WORK TO DO:
Can you output the material exactly as written, minus any pictures it holds?

+++++

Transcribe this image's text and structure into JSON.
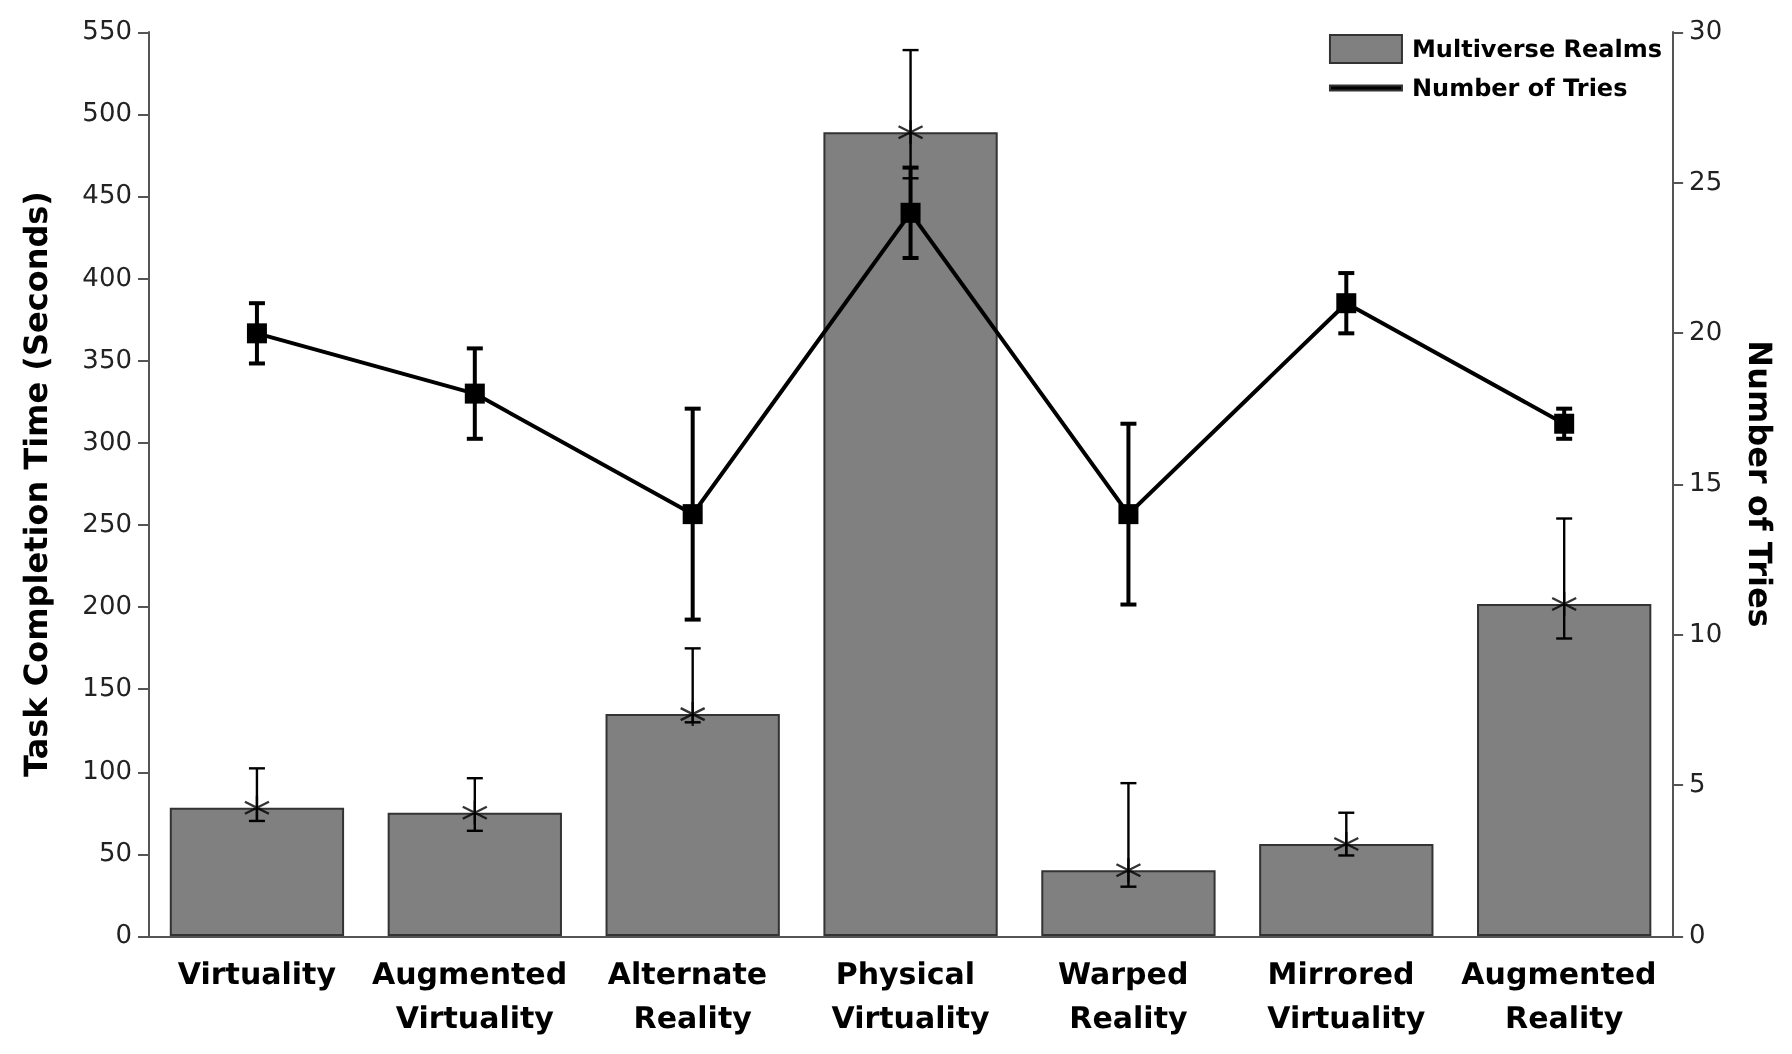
{
  "chart_data": {
    "type": "bar",
    "categories": [
      "Virtuality",
      "Augmented Virtuality",
      "Alternate Reality",
      "Physical Virtuality",
      "Warped Reality",
      "Mirrored Virtuality",
      "Augmented Reality"
    ],
    "series": [
      {
        "name": "Multiverse Realms",
        "color": "#808080",
        "values": [
          78,
          75,
          135,
          489,
          40,
          56,
          202
        ],
        "errors": [
          [
            70,
            102
          ],
          [
            64,
            96
          ],
          [
            130,
            175
          ],
          [
            461,
            539
          ],
          [
            30,
            93
          ],
          [
            49,
            75
          ],
          [
            181,
            254
          ]
        ]
      },
      {
        "type": "scatter",
        "color": "#000000",
        "marker": "cross",
        "x": [
          "Virtuality",
          "Augmented Virtuality",
          "Alternate Reality",
          "Physical Virtuality",
          "Warped Reality",
          "Mirrored Virtuality",
          "Augmented Reality"
        ],
        "values": [
          78,
          75,
          135,
          489,
          40,
          56,
          202
        ]
      },
      {
        "name": "Number of Tries",
        "type": "line",
        "axis": "y2",
        "color": "#000000",
        "marker": "square",
        "line_style": "solid",
        "values": [
          20,
          18,
          14,
          24,
          14,
          21,
          17
        ],
        "errors": [
          [
            19,
            21
          ],
          [
            16.5,
            19.5
          ],
          [
            10.5,
            17.5
          ],
          [
            22.5,
            25.5
          ],
          [
            11,
            17
          ],
          [
            20,
            22
          ],
          [
            16.5,
            17.5
          ]
        ]
      }
    ],
    "ylabel": "Task Completion Time (Seconds)",
    "y2label": "Number of Tries",
    "ylim": [
      0,
      550
    ],
    "yticks": [
      0,
      50,
      100,
      150,
      200,
      250,
      300,
      350,
      400,
      450,
      500,
      550
    ],
    "y2lim": [
      0,
      30
    ],
    "y2ticks": [
      0,
      5,
      10,
      15,
      20,
      25,
      30
    ],
    "grid": false,
    "legend": "top right"
  }
}
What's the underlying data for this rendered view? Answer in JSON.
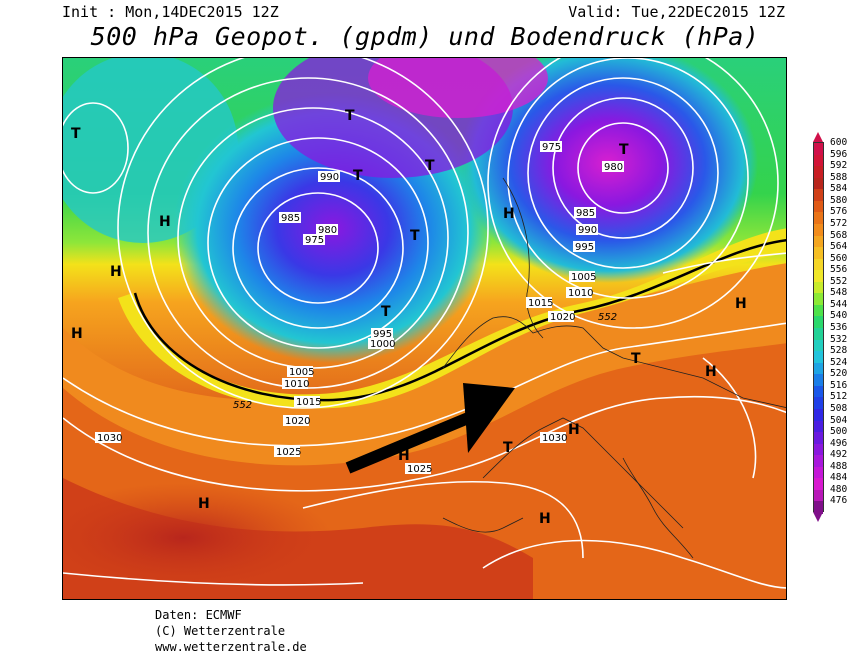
{
  "header": {
    "init": "Init : Mon,14DEC2015 12Z",
    "valid": "Valid: Tue,22DEC2015 12Z",
    "title": "500 hPa Geopot. (gpdm) und Bodendruck (hPa)"
  },
  "map": {
    "highs_label": "H",
    "lows_label": "T",
    "contour_label_552": "552",
    "isobar_labels": [
      "1030",
      "1025",
      "1020",
      "1015",
      "1010",
      "1005",
      "1000",
      "995",
      "990",
      "985",
      "980",
      "975",
      "1030",
      "1025",
      "1020",
      "1015",
      "1010",
      "1005",
      "1000",
      "995",
      "990",
      "985",
      "980",
      "975"
    ],
    "colors": {
      "ocean_south": "#d4452a",
      "orange": "#f08a1e",
      "yellow": "#f3e21a",
      "green": "#34d34c",
      "cyan": "#24c8c8",
      "blue": "#2a5be6",
      "violet": "#8b20e6",
      "magenta": "#d81fd0"
    }
  },
  "legend": {
    "values": [
      "600",
      "596",
      "592",
      "588",
      "584",
      "580",
      "576",
      "572",
      "568",
      "564",
      "560",
      "556",
      "552",
      "548",
      "544",
      "540",
      "536",
      "532",
      "528",
      "524",
      "520",
      "516",
      "512",
      "508",
      "504",
      "500",
      "496",
      "492",
      "488",
      "484",
      "480",
      "476"
    ],
    "colors": [
      "#d0104a",
      "#d21437",
      "#c81e24",
      "#b8261c",
      "#d04018",
      "#e05a16",
      "#ea7418",
      "#f28c1c",
      "#f4a620",
      "#f6bf24",
      "#f5d628",
      "#f0e82a",
      "#c8ec2c",
      "#8cea36",
      "#4ee24a",
      "#2ad86c",
      "#22d296",
      "#22cfc0",
      "#22c4dc",
      "#1ea4e4",
      "#1a7ee8",
      "#1a58ea",
      "#2040e8",
      "#3028e6",
      "#4a1ee2",
      "#6a1ae0",
      "#8a18de",
      "#a818dc",
      "#c418d8",
      "#d81ad0",
      "#b818b8",
      "#80108a"
    ]
  },
  "footer": {
    "line1": "Daten: ECMWF",
    "line2": "(C) Wetterzentrale",
    "line3": "www.wetterzentrale.de"
  }
}
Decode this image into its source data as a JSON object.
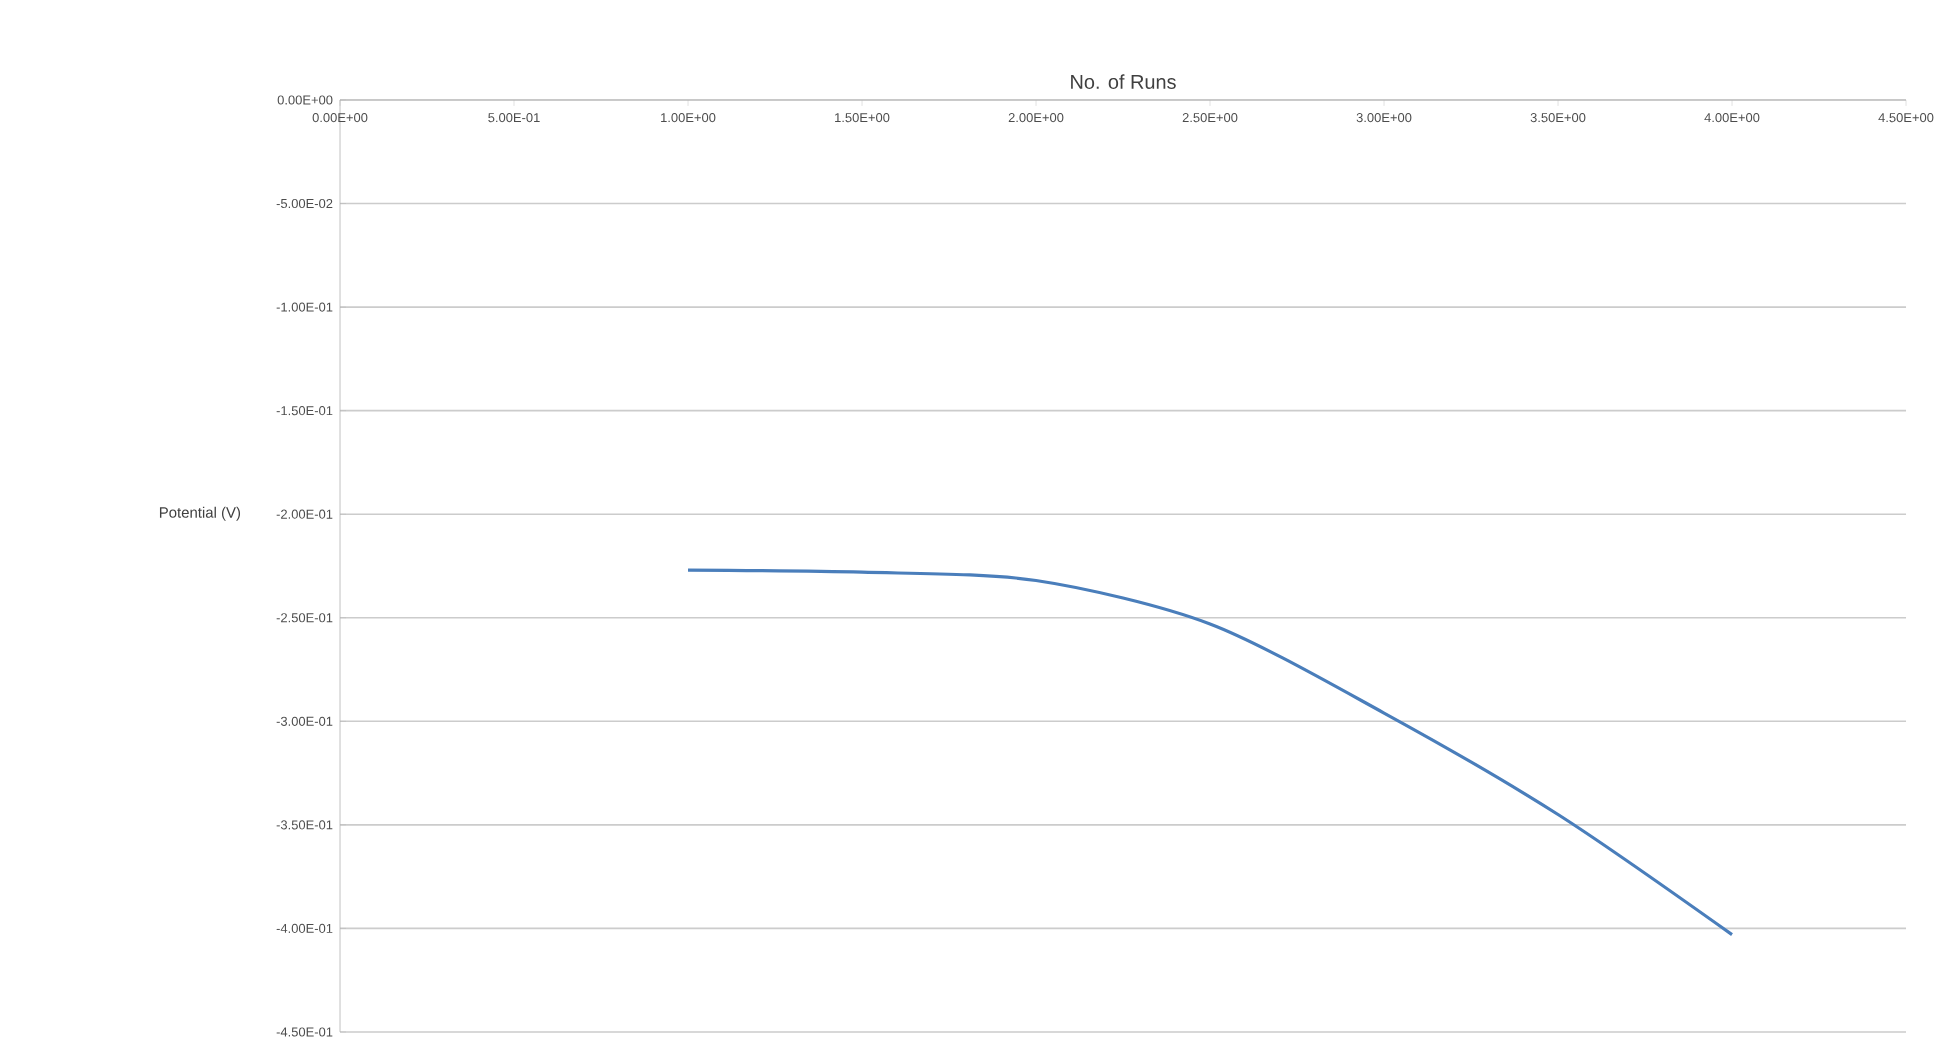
{
  "chart_data": {
    "type": "line",
    "xlabel": "No. of Runs",
    "ylabel": "Potential (V)",
    "x": [
      1,
      1.5,
      2,
      2.5,
      3,
      3.5,
      4
    ],
    "series": [
      {
        "color": "#4a7ebb",
        "values": [
          -0.227,
          -0.228,
          -0.232,
          -0.253,
          -0.296,
          -0.345,
          -0.403
        ]
      }
    ],
    "xlim": [
      0,
      4.5
    ],
    "ylim": [
      -0.45,
      0
    ],
    "xticks": [
      {
        "value": 0,
        "label": "0.00E+00"
      },
      {
        "value": 0.5,
        "label": "5.00E-01"
      },
      {
        "value": 1,
        "label": "1.00E+00"
      },
      {
        "value": 1.5,
        "label": "1.50E+00"
      },
      {
        "value": 2,
        "label": "2.00E+00"
      },
      {
        "value": 2.5,
        "label": "2.50E+00"
      },
      {
        "value": 3,
        "label": "3.00E+00"
      },
      {
        "value": 3.5,
        "label": "3.50E+00"
      },
      {
        "value": 4,
        "label": "4.00E+00"
      },
      {
        "value": 4.5,
        "label": "4.50E+00"
      }
    ],
    "yticks": [
      {
        "value": 0,
        "label": "0.00E+00"
      },
      {
        "value": -0.05,
        "label": "-5.00E-02"
      },
      {
        "value": -0.1,
        "label": "-1.00E-01"
      },
      {
        "value": -0.15,
        "label": "-1.50E-01"
      },
      {
        "value": -0.2,
        "label": "-2.00E-01"
      },
      {
        "value": -0.25,
        "label": "-2.50E-01"
      },
      {
        "value": -0.3,
        "label": "-3.00E-01"
      },
      {
        "value": -0.35,
        "label": "-3.50E-01"
      },
      {
        "value": -0.4,
        "label": "-4.00E-01"
      },
      {
        "value": -0.45,
        "label": "-4.50E-01"
      }
    ],
    "grid": "y",
    "marker": "none",
    "line_style": "solid"
  }
}
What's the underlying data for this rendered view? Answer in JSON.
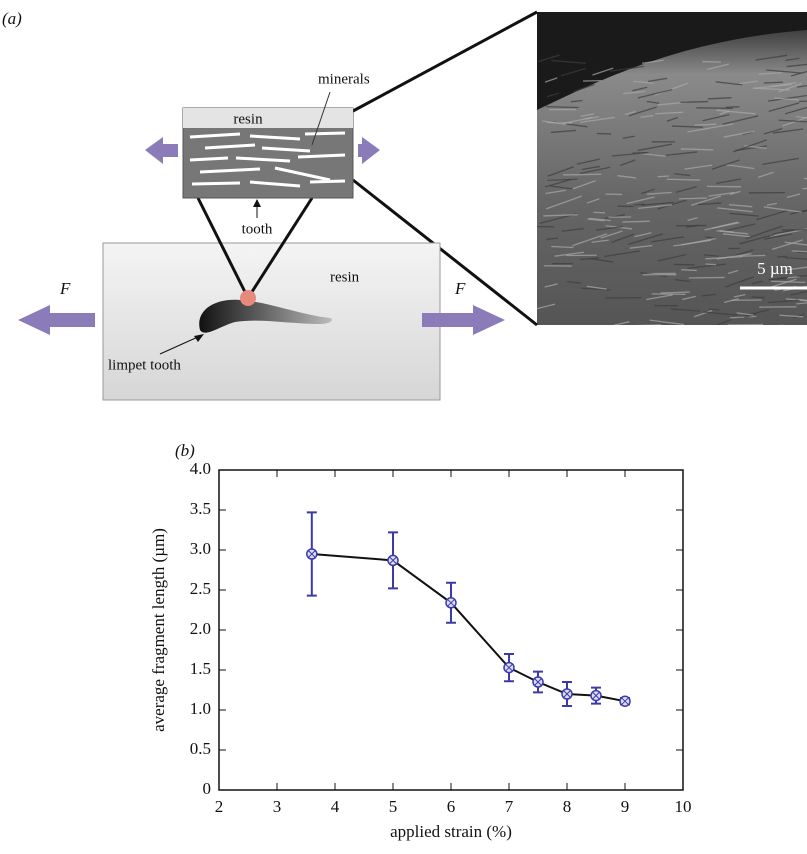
{
  "diagram": {
    "panel_label": "(a)",
    "inset": {
      "resin": "resin",
      "minerals": "minerals",
      "tooth": "tooth"
    },
    "specimen": {
      "resin": "resin",
      "tooth": "limpet tooth",
      "force_left": "F",
      "force_right": "F"
    },
    "micrograph": {
      "scale_bar": "5 µm"
    }
  },
  "chart_data": {
    "type": "line",
    "panel_label": "(b)",
    "x_label": "applied strain (%)",
    "y_label": "average fragment length (µm)",
    "xlim": [
      2,
      10
    ],
    "xticks": [
      2,
      3,
      4,
      5,
      6,
      7,
      8,
      9,
      10
    ],
    "ylim": [
      0,
      4
    ],
    "yticks": [
      0,
      0.5,
      {
        "value": 1,
        "label": "1.0"
      },
      1.5,
      {
        "value": 2,
        "label": "2.0"
      },
      2.5,
      {
        "value": 3,
        "label": "3.0"
      },
      3.5,
      {
        "value": 4,
        "label": "4.0"
      }
    ],
    "x": [
      3.6,
      5,
      6,
      7,
      7.5,
      8,
      8.5,
      9
    ],
    "series": [
      {
        "color": "#3b3ba8",
        "line_color": "#111111",
        "values": [
          2.95,
          2.87,
          2.34,
          1.53,
          1.35,
          1.2,
          1.18,
          1.11
        ],
        "errors": [
          0.52,
          0.35,
          0.25,
          0.17,
          0.13,
          0.15,
          0.1,
          0.04
        ]
      }
    ]
  }
}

+++++

WRITTEN SOLUTION:
Transcribe this image's text and structure into JSON.
{
  "chart_data": {
    "type": "bar",
    "categories": [
      "Virtuality",
      "Augmented Virtuality",
      "Alternate Reality",
      "Physical Virtuality",
      "Warped Reality",
      "Mirrored Virtuality",
      "Augmented Reality"
    ],
    "series": [
      {
        "name": "Multiverse Realms",
        "color": "#808080",
        "values": [
          78,
          75,
          135,
          489,
          40,
          56,
          202
        ],
        "errors": [
          [
            70,
            102
          ],
          [
            64,
            96
          ],
          [
            130,
            175
          ],
          [
            461,
            539
          ],
          [
            30,
            93
          ],
          [
            49,
            75
          ],
          [
            181,
            254
          ]
        ]
      },
      {
        "type": "scatter",
        "color": "#000000",
        "marker": "cross",
        "x": [
          "Virtuality",
          "Augmented Virtuality",
          "Alternate Reality",
          "Physical Virtuality",
          "Warped Reality",
          "Mirrored Virtuality",
          "Augmented Reality"
        ],
        "values": [
          78,
          75,
          135,
          489,
          40,
          56,
          202
        ]
      },
      {
        "name": "Number of Tries",
        "type": "line",
        "axis": "y2",
        "color": "#000000",
        "marker": "square",
        "line_style": "solid",
        "values": [
          20,
          18,
          14,
          24,
          14,
          21,
          17
        ],
        "errors": [
          [
            19,
            21
          ],
          [
            16.5,
            19.5
          ],
          [
            10.5,
            17.5
          ],
          [
            22.5,
            25.5
          ],
          [
            11,
            17
          ],
          [
            20,
            22
          ],
          [
            16.5,
            17.5
          ]
        ]
      }
    ],
    "ylabel": "Task Completion Time (Seconds)",
    "y2label": "Number of Tries",
    "ylim": [
      0,
      550
    ],
    "yticks": [
      0,
      50,
      100,
      150,
      200,
      250,
      300,
      350,
      400,
      450,
      500,
      550
    ],
    "y2lim": [
      0,
      30
    ],
    "y2ticks": [
      0,
      5,
      10,
      15,
      20,
      25,
      30
    ],
    "grid": false,
    "legend": "top right"
  }
}
What's the underlying data for this rendered view? Answer in JSON.
{
  "header": {
    "init": "Init : Mon,14DEC2015 12Z",
    "valid": "Valid: Tue,22DEC2015 12Z",
    "title": "500 hPa Geopot. (gpdm) und Bodendruck (hPa)"
  },
  "map": {
    "highs_label": "H",
    "lows_label": "T",
    "contour_label_552": "552",
    "isobar_labels": [
      "1030",
      "1025",
      "1020",
      "1015",
      "1010",
      "1005",
      "1000",
      "995",
      "990",
      "985",
      "980",
      "975",
      "1030",
      "1025",
      "1020",
      "1015",
      "1010",
      "1005",
      "1000",
      "995",
      "990",
      "985",
      "980",
      "975"
    ],
    "colors": {
      "ocean_south": "#d4452a",
      "orange": "#f08a1e",
      "yellow": "#f3e21a",
      "green": "#34d34c",
      "cyan": "#24c8c8",
      "blue": "#2a5be6",
      "violet": "#8b20e6",
      "magenta": "#d81fd0"
    }
  },
  "legend": {
    "values": [
      "600",
      "596",
      "592",
      "588",
      "584",
      "580",
      "576",
      "572",
      "568",
      "564",
      "560",
      "556",
      "552",
      "548",
      "544",
      "540",
      "536",
      "532",
      "528",
      "524",
      "520",
      "516",
      "512",
      "508",
      "504",
      "500",
      "496",
      "492",
      "488",
      "484",
      "480",
      "476"
    ],
    "colors": [
      "#d0104a",
      "#d21437",
      "#c81e24",
      "#b8261c",
      "#d04018",
      "#e05a16",
      "#ea7418",
      "#f28c1c",
      "#f4a620",
      "#f6bf24",
      "#f5d628",
      "#f0e82a",
      "#c8ec2c",
      "#8cea36",
      "#4ee24a",
      "#2ad86c",
      "#22d296",
      "#22cfc0",
      "#22c4dc",
      "#1ea4e4",
      "#1a7ee8",
      "#1a58ea",
      "#2040e8",
      "#3028e6",
      "#4a1ee2",
      "#6a1ae0",
      "#8a18de",
      "#a818dc",
      "#c418d8",
      "#d81ad0",
      "#b818b8",
      "#80108a"
    ]
  },
  "footer": {
    "line1": "Daten: ECMWF",
    "line2": "(C) Wetterzentrale",
    "line3": "www.wetterzentrale.de"
  }
}
Decode this image into its source data as a JSON object.
{
  "chart_data": {
    "type": "line",
    "xlabel": "No. of Runs",
    "ylabel": "Potential (V)",
    "x": [
      1,
      1.5,
      2,
      2.5,
      3,
      3.5,
      4
    ],
    "series": [
      {
        "color": "#4a7ebb",
        "values": [
          -0.227,
          -0.228,
          -0.232,
          -0.253,
          -0.296,
          -0.345,
          -0.403
        ]
      }
    ],
    "xlim": [
      0,
      4.5
    ],
    "ylim": [
      -0.45,
      0
    ],
    "xticks": [
      {
        "value": 0,
        "label": "0.00E+00"
      },
      {
        "value": 0.5,
        "label": "5.00E-01"
      },
      {
        "value": 1,
        "label": "1.00E+00"
      },
      {
        "value": 1.5,
        "label": "1.50E+00"
      },
      {
        "value": 2,
        "label": "2.00E+00"
      },
      {
        "value": 2.5,
        "label": "2.50E+00"
      },
      {
        "value": 3,
        "label": "3.00E+00"
      },
      {
        "value": 3.5,
        "label": "3.50E+00"
      },
      {
        "value": 4,
        "label": "4.00E+00"
      },
      {
        "value": 4.5,
        "label": "4.50E+00"
      }
    ],
    "yticks": [
      {
        "value": 0,
        "label": "0.00E+00"
      },
      {
        "value": -0.05,
        "label": "-5.00E-02"
      },
      {
        "value": -0.1,
        "label": "-1.00E-01"
      },
      {
        "value": -0.15,
        "label": "-1.50E-01"
      },
      {
        "value": -0.2,
        "label": "-2.00E-01"
      },
      {
        "value": -0.25,
        "label": "-2.50E-01"
      },
      {
        "value": -0.3,
        "label": "-3.00E-01"
      },
      {
        "value": -0.35,
        "label": "-3.50E-01"
      },
      {
        "value": -0.4,
        "label": "-4.00E-01"
      },
      {
        "value": -0.45,
        "label": "-4.50E-01"
      }
    ],
    "grid": "y",
    "marker": "none",
    "line_style": "solid"
  }
}
What's the underlying data for this rendered view? Answer in JSON.
{
  "diagram": {
    "panel_label": "(a)",
    "inset": {
      "resin": "resin",
      "minerals": "minerals",
      "tooth": "tooth"
    },
    "specimen": {
      "resin": "resin",
      "tooth": "limpet tooth",
      "force_left": "F",
      "force_right": "F"
    },
    "micrograph": {
      "scale_bar": "5 µm"
    }
  },
  "chart_data": {
    "type": "line",
    "panel_label": "(b)",
    "x_label": "applied strain (%)",
    "y_label": "average fragment length (µm)",
    "xlim": [
      2,
      10
    ],
    "xticks": [
      2,
      3,
      4,
      5,
      6,
      7,
      8,
      9,
      10
    ],
    "ylim": [
      0,
      4
    ],
    "yticks": [
      0,
      0.5,
      {
        "value": 1,
        "label": "1.0"
      },
      1.5,
      {
        "value": 2,
        "label": "2.0"
      },
      2.5,
      {
        "value": 3,
        "label": "3.0"
      },
      3.5,
      {
        "value": 4,
        "label": "4.0"
      }
    ],
    "x": [
      3.6,
      5,
      6,
      7,
      7.5,
      8,
      8.5,
      9
    ],
    "series": [
      {
        "color": "#3b3ba8",
        "line_color": "#111111",
        "values": [
          2.95,
          2.87,
          2.34,
          1.53,
          1.35,
          1.2,
          1.18,
          1.11
        ],
        "errors": [
          0.52,
          0.35,
          0.25,
          0.17,
          0.13,
          0.15,
          0.1,
          0.04
        ]
      }
    ]
  }
}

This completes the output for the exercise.